↓↓↓

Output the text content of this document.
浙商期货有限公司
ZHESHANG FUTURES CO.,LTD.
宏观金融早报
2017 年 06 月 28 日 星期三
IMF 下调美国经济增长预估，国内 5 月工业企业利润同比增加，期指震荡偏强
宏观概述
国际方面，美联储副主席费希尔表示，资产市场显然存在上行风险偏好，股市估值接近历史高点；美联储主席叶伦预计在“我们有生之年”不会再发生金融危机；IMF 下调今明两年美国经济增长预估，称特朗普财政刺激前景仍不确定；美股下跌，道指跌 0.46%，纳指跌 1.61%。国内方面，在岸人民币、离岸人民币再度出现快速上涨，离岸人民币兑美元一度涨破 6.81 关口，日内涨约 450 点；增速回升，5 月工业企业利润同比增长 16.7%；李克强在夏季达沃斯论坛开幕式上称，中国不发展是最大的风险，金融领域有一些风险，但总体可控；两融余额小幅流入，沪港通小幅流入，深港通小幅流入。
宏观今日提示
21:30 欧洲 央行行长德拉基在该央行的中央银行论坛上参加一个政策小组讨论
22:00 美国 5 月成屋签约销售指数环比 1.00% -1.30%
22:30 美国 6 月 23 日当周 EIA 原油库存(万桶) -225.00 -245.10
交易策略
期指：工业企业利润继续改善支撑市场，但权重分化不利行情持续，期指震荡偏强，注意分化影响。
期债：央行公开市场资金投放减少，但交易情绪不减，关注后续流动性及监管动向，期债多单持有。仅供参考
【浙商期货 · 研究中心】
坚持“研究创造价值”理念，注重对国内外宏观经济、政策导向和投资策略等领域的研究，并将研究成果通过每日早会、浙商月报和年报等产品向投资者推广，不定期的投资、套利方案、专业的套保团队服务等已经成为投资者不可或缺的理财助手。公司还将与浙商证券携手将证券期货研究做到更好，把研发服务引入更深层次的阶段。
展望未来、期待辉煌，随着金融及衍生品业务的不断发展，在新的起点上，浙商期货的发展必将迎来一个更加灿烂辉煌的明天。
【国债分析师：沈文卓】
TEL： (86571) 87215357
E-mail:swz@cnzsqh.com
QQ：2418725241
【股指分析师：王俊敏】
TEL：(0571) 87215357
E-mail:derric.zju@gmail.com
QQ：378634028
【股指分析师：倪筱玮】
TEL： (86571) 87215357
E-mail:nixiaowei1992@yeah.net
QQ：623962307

↑↑↑

Directions: Using the material above, report each line where "mail" occurs.

Correct result:
E-mail:swz@cnzsqh.com
E-mail:derric.zju@gmail.com
E-mail:nixiaowei1992@yeah.net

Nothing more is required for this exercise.